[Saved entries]

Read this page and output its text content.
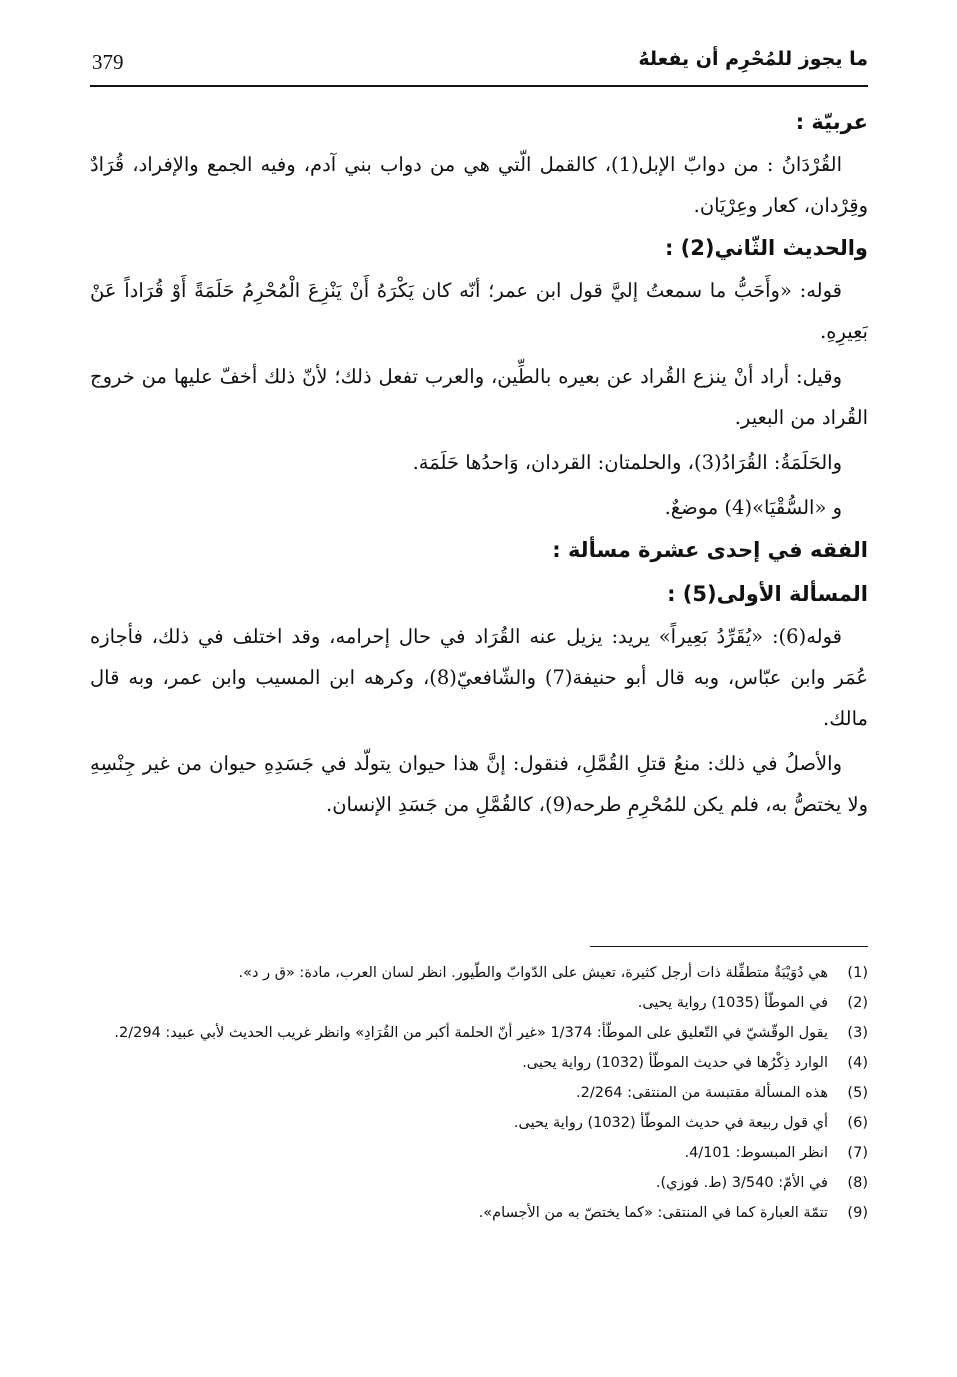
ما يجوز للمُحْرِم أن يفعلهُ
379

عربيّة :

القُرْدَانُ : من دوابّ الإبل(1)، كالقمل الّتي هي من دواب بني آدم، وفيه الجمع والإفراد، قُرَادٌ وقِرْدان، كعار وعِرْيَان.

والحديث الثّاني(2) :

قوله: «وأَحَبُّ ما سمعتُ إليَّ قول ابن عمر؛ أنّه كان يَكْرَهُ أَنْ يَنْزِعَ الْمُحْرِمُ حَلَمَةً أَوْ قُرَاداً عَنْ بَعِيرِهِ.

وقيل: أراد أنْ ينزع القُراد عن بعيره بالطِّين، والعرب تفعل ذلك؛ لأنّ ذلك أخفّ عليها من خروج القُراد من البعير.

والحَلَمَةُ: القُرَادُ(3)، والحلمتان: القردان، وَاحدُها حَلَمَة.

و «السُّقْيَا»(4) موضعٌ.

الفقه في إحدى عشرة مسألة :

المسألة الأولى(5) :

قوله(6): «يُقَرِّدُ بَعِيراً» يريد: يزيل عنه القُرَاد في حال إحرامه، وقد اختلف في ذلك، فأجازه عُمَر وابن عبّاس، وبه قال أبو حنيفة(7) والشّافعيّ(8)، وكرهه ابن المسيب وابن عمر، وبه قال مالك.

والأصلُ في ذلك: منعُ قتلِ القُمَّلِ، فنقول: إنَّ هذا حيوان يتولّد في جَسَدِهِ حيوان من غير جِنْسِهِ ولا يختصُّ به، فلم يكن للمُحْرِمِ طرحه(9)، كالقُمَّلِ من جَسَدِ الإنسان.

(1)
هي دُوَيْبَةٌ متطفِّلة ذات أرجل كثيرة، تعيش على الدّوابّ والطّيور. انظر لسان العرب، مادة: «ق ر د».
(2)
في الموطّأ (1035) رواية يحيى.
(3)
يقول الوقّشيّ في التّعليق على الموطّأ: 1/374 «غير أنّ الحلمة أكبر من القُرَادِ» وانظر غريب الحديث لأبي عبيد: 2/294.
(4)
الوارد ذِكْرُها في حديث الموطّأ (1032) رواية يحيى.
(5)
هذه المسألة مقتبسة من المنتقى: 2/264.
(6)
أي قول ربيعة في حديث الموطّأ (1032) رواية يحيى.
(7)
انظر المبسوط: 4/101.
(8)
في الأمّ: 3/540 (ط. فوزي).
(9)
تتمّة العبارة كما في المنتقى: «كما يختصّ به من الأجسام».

**Directions for this task**: Quote the records in their entirety, keeping the wording exact and excluding pictures.

**Exercise result**:
Read this page and output its text content.
ما يجوز للمُحْرِم أن يفعلهُ
379

عربيّة :

القُرْدَانُ : من دوابّ الإبل(1)، كالقمل الّتي هي من دواب بني آدم، وفيه الجمع والإفراد، قُرَادٌ وقِرْدان، كعار وعِرْيَان.

والحديث الثّاني(2) :

قوله: «وأَحَبُّ ما سمعتُ إليَّ قول ابن عمر؛ أنّه كان يَكْرَهُ أَنْ يَنْزِعَ الْمُحْرِمُ حَلَمَةً أَوْ قُرَاداً عَنْ بَعِيرِهِ.

وقيل: أراد أنْ ينزع القُراد عن بعيره بالطِّين، والعرب تفعل ذلك؛ لأنّ ذلك أخفّ عليها من خروج القُراد من البعير.

والحَلَمَةُ: القُرَادُ(3)، والحلمتان: القردان، وَاحدُها حَلَمَة.

و «السُّقْيَا»(4) موضعٌ.

الفقه في إحدى عشرة مسألة :

المسألة الأولى(5) :

قوله(6): «يُقَرِّدُ بَعِيراً» يريد: يزيل عنه القُرَاد في حال إحرامه، وقد اختلف في ذلك، فأجازه عُمَر وابن عبّاس، وبه قال أبو حنيفة(7) والشّافعيّ(8)، وكرهه ابن المسيب وابن عمر، وبه قال مالك.

والأصلُ في ذلك: منعُ قتلِ القُمَّلِ، فنقول: إنَّ هذا حيوان يتولّد في جَسَدِهِ حيوان من غير جِنْسِهِ ولا يختصُّ به، فلم يكن للمُحْرِمِ طرحه(9)، كالقُمَّلِ من جَسَدِ الإنسان.

(1)
هي دُوَيْبَةٌ متطفِّلة ذات أرجل كثيرة، تعيش على الدّوابّ والطّيور. انظر لسان العرب، مادة: «ق ر د».
(2)
في الموطّأ (1035) رواية يحيى.
(3)
يقول الوقّشيّ في التّعليق على الموطّأ: 1/374 «غير أنّ الحلمة أكبر من القُرَادِ» وانظر غريب الحديث لأبي عبيد: 2/294.
(4)
الوارد ذِكْرُها في حديث الموطّأ (1032) رواية يحيى.
(5)
هذه المسألة مقتبسة من المنتقى: 2/264.
(6)
أي قول ربيعة في حديث الموطّأ (1032) رواية يحيى.
(7)
انظر المبسوط: 4/101.
(8)
في الأمّ: 3/540 (ط. فوزي).
(9)
تتمّة العبارة كما في المنتقى: «كما يختصّ به من الأجسام».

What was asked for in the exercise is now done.